→ **Task instructions**
Find and copy lines holding "Layer".

__________

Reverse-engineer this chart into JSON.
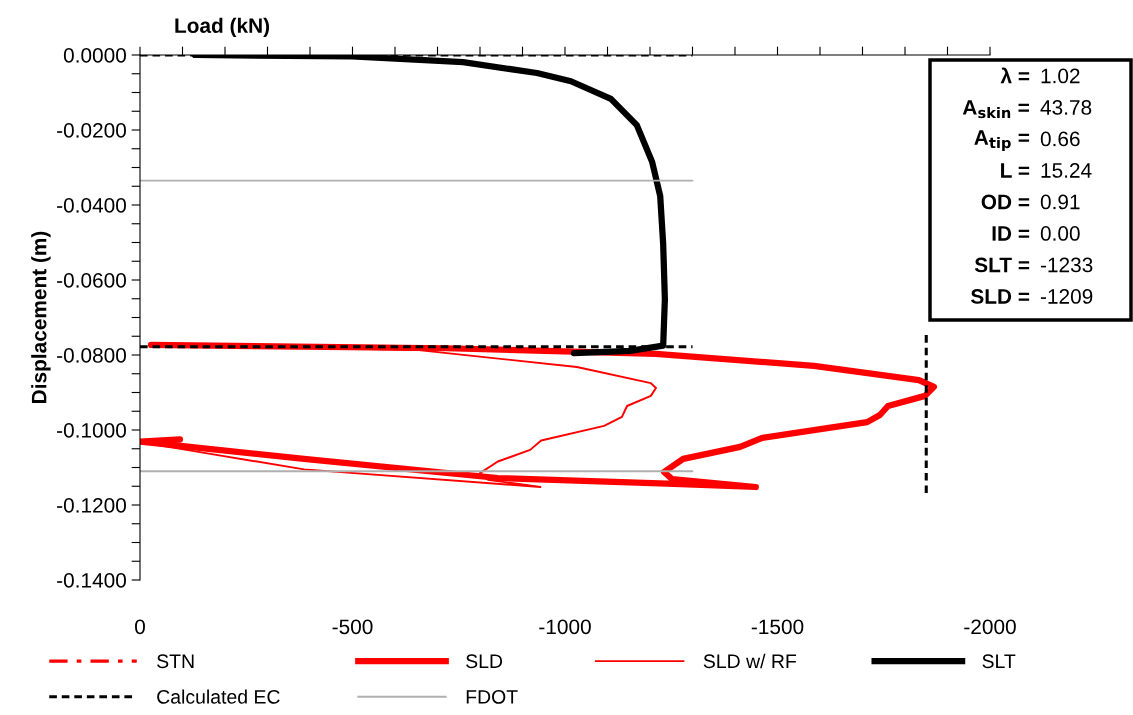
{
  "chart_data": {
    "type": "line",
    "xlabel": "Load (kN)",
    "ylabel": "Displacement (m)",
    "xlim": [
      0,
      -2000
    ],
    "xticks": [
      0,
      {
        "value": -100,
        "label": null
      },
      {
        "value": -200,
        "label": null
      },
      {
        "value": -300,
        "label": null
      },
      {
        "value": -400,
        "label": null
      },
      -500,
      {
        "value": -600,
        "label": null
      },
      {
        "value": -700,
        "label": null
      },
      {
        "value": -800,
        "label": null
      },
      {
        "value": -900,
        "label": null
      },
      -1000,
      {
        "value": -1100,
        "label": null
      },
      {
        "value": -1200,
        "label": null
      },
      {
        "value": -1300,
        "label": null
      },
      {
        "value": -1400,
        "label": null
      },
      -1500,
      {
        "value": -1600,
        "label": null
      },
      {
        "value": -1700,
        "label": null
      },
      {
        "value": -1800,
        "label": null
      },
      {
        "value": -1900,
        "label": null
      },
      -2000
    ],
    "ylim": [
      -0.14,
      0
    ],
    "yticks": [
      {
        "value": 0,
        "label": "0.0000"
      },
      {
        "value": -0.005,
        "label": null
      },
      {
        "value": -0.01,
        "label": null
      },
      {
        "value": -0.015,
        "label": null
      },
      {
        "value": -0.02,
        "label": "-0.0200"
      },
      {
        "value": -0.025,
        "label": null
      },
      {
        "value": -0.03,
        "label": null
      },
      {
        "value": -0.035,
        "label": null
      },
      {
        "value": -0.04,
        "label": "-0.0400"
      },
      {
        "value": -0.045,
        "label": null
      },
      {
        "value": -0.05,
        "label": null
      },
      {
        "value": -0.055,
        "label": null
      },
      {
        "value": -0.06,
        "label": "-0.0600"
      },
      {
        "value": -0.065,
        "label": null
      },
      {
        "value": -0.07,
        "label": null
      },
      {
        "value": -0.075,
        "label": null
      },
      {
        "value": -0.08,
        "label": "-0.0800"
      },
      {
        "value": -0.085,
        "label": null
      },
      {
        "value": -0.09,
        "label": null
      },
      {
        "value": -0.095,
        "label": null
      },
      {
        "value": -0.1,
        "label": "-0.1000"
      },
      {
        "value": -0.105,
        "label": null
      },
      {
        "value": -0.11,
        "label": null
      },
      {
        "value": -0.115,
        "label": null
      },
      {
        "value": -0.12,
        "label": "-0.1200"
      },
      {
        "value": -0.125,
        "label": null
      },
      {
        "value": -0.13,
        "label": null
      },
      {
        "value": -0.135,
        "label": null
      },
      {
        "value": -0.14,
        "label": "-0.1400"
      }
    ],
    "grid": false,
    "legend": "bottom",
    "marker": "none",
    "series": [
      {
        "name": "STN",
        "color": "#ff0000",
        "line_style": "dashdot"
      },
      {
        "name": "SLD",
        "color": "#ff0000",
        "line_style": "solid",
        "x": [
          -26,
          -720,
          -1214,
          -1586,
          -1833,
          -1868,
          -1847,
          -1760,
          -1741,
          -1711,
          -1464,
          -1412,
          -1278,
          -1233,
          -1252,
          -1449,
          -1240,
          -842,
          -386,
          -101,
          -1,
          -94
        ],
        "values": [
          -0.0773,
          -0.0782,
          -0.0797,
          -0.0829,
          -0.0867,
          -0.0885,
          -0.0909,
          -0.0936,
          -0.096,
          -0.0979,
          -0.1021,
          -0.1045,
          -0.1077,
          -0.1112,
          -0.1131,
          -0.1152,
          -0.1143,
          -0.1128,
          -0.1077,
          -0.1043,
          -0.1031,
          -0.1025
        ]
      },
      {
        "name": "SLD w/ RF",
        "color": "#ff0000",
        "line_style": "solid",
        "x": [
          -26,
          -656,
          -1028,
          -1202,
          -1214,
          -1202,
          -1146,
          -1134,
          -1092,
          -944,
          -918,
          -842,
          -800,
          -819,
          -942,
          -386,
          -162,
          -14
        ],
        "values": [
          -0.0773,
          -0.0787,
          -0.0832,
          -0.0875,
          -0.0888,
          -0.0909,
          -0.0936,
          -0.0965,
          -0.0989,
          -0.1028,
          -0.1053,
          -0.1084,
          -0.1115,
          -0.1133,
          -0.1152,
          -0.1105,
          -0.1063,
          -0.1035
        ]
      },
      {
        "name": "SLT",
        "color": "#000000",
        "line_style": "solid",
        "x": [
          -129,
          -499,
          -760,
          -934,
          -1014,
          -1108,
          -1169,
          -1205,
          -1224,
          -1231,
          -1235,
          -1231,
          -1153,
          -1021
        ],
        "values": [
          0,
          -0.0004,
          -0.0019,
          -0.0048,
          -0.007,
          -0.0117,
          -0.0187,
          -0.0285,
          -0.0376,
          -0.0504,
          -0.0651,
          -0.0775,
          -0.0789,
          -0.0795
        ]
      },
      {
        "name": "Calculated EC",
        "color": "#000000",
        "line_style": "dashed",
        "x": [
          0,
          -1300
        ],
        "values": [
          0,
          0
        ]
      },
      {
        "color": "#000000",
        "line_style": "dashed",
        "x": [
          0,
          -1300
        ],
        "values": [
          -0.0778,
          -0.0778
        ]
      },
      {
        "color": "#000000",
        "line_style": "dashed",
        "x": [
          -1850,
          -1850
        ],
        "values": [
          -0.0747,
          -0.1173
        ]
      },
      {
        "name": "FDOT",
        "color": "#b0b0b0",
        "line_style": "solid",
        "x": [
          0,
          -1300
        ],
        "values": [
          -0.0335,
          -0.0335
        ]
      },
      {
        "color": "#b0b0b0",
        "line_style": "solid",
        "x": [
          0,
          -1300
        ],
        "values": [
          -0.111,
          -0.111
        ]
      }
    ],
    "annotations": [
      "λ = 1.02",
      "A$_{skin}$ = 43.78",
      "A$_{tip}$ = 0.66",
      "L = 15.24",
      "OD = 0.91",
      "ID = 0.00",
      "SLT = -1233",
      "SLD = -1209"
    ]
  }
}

__________

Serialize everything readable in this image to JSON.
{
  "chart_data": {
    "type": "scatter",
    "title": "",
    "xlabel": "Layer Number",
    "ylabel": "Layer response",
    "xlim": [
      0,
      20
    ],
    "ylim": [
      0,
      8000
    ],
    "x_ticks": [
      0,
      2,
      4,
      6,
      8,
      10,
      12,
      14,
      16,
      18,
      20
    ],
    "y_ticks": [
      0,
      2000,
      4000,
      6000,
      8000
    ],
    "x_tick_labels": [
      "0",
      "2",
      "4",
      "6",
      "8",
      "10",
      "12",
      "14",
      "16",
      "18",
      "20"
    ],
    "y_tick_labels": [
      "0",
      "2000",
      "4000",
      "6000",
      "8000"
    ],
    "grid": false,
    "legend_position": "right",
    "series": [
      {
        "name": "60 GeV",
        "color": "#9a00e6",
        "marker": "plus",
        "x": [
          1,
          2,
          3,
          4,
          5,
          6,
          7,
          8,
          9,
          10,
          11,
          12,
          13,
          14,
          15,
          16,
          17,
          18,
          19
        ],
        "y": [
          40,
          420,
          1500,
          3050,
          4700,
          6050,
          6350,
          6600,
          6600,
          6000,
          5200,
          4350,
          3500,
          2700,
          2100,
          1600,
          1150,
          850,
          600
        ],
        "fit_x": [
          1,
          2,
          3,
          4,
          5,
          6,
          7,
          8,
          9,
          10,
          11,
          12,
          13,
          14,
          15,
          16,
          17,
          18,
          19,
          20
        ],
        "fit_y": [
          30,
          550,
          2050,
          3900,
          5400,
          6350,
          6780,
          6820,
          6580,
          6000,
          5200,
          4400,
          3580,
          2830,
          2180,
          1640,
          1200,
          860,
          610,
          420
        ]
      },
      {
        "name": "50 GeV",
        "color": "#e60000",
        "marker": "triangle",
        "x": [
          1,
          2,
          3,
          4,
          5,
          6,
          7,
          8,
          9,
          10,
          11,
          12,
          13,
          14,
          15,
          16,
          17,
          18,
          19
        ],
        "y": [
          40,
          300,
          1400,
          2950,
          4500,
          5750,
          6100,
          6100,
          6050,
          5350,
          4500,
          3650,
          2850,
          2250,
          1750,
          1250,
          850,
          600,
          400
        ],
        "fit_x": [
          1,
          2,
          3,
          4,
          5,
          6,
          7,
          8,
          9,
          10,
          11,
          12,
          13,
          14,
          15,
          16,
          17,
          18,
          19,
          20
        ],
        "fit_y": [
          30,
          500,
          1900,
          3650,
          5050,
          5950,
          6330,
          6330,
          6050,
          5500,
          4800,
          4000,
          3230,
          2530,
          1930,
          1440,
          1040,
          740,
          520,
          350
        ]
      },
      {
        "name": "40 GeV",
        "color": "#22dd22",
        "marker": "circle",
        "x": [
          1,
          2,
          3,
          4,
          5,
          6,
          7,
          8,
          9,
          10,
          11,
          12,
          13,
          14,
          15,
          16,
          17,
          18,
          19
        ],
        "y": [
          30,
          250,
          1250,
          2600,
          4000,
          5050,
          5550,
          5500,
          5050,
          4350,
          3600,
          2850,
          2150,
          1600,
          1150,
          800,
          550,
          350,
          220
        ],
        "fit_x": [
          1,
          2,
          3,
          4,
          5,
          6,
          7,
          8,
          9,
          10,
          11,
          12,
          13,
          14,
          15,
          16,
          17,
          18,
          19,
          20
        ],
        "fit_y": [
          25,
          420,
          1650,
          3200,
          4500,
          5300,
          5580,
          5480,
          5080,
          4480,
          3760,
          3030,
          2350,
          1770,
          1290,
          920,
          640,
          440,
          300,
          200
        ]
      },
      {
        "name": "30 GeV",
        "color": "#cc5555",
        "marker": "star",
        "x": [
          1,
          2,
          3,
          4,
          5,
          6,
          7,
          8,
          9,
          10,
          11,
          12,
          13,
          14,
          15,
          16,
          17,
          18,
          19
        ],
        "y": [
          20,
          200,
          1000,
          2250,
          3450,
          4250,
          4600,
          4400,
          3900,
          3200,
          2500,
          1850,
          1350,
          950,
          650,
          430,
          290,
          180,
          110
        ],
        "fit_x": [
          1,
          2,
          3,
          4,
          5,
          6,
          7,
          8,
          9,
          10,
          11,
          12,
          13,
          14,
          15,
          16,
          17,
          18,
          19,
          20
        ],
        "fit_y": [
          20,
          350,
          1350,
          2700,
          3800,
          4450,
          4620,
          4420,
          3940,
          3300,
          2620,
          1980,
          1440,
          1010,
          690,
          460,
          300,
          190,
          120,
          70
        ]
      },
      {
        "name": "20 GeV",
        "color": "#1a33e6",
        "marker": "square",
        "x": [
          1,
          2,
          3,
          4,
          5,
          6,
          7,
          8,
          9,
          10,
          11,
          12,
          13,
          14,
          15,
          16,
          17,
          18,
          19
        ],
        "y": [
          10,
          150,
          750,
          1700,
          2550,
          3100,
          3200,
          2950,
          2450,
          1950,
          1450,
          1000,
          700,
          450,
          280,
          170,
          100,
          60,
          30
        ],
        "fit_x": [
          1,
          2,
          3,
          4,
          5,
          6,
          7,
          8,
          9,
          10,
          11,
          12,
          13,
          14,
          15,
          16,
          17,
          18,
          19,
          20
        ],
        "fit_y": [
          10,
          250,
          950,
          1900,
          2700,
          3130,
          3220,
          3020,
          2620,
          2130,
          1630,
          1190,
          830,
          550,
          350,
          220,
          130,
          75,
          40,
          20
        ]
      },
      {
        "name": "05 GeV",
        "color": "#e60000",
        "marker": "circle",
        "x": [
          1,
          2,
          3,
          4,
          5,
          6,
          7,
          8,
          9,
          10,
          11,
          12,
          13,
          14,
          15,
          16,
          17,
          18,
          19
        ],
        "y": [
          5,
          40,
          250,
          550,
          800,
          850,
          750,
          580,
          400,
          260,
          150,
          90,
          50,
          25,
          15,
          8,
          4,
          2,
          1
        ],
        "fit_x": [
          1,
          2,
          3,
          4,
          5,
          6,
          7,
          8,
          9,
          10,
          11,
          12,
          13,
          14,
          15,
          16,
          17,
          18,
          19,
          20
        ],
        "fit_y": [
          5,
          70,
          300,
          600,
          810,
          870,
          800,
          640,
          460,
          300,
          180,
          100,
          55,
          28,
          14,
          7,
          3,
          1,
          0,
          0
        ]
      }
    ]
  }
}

__________

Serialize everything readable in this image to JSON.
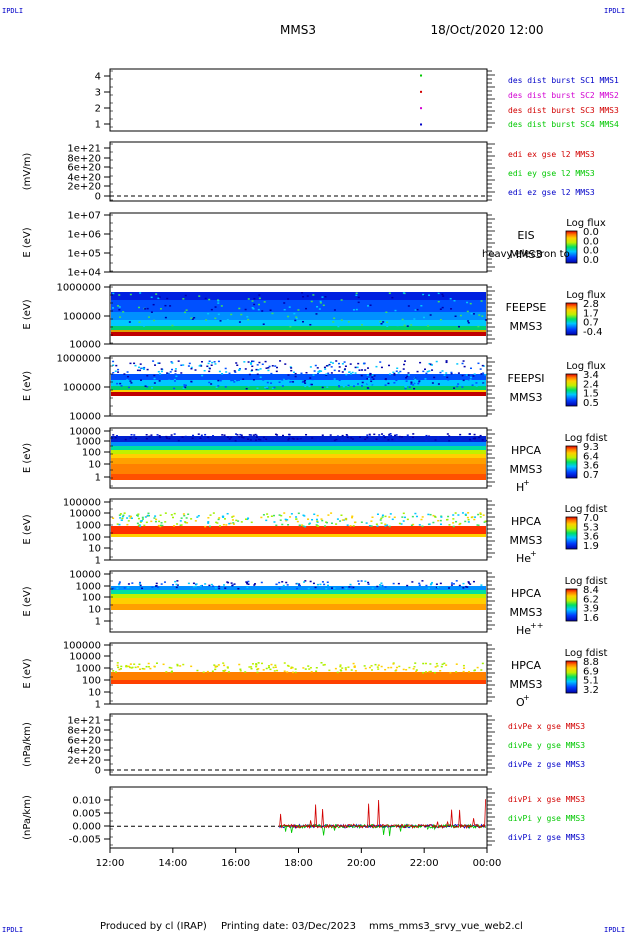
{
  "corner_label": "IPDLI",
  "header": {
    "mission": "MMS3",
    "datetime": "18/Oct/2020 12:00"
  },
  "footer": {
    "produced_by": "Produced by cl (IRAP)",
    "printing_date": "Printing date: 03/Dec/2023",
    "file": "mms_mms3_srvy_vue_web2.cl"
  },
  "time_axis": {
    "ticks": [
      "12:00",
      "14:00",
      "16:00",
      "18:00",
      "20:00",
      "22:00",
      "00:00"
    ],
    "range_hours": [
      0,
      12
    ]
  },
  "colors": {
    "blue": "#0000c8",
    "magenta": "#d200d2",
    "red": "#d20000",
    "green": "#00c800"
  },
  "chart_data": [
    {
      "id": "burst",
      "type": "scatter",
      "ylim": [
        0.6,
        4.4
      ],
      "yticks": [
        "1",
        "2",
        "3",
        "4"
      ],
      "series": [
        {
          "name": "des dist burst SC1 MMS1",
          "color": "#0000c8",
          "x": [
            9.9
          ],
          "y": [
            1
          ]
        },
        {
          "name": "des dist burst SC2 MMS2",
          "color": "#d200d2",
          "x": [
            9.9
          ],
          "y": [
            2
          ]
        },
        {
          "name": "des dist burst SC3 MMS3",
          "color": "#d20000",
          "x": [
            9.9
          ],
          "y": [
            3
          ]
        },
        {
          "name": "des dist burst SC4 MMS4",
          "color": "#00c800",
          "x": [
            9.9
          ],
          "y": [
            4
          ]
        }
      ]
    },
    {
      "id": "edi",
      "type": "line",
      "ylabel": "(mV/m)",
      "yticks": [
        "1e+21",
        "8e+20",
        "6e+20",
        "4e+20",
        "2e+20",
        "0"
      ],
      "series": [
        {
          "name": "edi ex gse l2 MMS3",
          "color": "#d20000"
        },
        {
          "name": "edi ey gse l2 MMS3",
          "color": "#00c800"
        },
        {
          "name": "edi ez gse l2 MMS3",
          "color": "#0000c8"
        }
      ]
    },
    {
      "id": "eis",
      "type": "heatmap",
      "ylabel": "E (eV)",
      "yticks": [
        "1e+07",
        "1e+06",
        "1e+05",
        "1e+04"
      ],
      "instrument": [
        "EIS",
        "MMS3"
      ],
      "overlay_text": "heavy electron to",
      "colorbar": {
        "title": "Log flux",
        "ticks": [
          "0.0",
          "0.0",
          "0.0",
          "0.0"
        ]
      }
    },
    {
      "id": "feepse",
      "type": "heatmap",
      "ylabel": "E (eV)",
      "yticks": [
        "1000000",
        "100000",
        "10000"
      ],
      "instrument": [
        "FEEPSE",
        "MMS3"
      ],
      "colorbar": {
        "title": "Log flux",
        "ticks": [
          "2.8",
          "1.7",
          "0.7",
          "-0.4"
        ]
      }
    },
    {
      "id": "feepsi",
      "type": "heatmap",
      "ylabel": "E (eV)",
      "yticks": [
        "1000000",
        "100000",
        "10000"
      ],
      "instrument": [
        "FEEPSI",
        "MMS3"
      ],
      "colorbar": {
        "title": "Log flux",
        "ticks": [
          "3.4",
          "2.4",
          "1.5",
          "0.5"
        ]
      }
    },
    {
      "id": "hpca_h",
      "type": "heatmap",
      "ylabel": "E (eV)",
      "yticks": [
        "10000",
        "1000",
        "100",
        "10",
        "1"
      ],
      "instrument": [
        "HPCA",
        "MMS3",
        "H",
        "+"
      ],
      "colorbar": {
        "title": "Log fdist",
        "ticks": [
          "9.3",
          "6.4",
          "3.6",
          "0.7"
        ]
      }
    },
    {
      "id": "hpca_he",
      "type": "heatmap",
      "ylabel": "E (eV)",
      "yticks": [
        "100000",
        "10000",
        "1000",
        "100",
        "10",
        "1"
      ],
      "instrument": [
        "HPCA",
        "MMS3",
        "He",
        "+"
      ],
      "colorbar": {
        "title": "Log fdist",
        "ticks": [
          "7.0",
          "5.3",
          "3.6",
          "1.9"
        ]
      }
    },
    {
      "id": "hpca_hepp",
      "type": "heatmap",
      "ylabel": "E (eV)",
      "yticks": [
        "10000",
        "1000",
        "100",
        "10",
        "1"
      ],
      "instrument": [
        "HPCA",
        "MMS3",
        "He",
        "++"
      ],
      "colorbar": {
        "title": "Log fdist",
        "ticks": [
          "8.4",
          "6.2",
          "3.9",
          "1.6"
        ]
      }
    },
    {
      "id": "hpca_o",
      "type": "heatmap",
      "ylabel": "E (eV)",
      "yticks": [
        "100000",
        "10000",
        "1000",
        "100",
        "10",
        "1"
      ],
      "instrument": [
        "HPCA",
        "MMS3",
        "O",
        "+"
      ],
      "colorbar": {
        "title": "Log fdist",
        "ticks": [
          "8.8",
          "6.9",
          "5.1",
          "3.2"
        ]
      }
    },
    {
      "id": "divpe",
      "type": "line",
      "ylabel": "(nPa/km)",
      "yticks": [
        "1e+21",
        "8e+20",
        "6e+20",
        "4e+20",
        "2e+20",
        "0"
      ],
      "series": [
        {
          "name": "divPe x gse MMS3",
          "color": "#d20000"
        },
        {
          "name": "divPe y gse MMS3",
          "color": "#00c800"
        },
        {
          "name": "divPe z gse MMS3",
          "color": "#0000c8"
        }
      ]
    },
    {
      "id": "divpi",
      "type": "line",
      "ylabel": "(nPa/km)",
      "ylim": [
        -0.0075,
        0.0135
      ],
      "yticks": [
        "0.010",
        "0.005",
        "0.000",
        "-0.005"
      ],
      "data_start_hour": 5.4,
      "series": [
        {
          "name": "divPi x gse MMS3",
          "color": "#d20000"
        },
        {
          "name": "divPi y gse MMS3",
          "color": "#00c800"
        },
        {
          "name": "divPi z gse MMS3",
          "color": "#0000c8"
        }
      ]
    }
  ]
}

__________

→ **Solution to the exercise**
    "xlabel": "Layer Number",
    "ylabel": "Layer response",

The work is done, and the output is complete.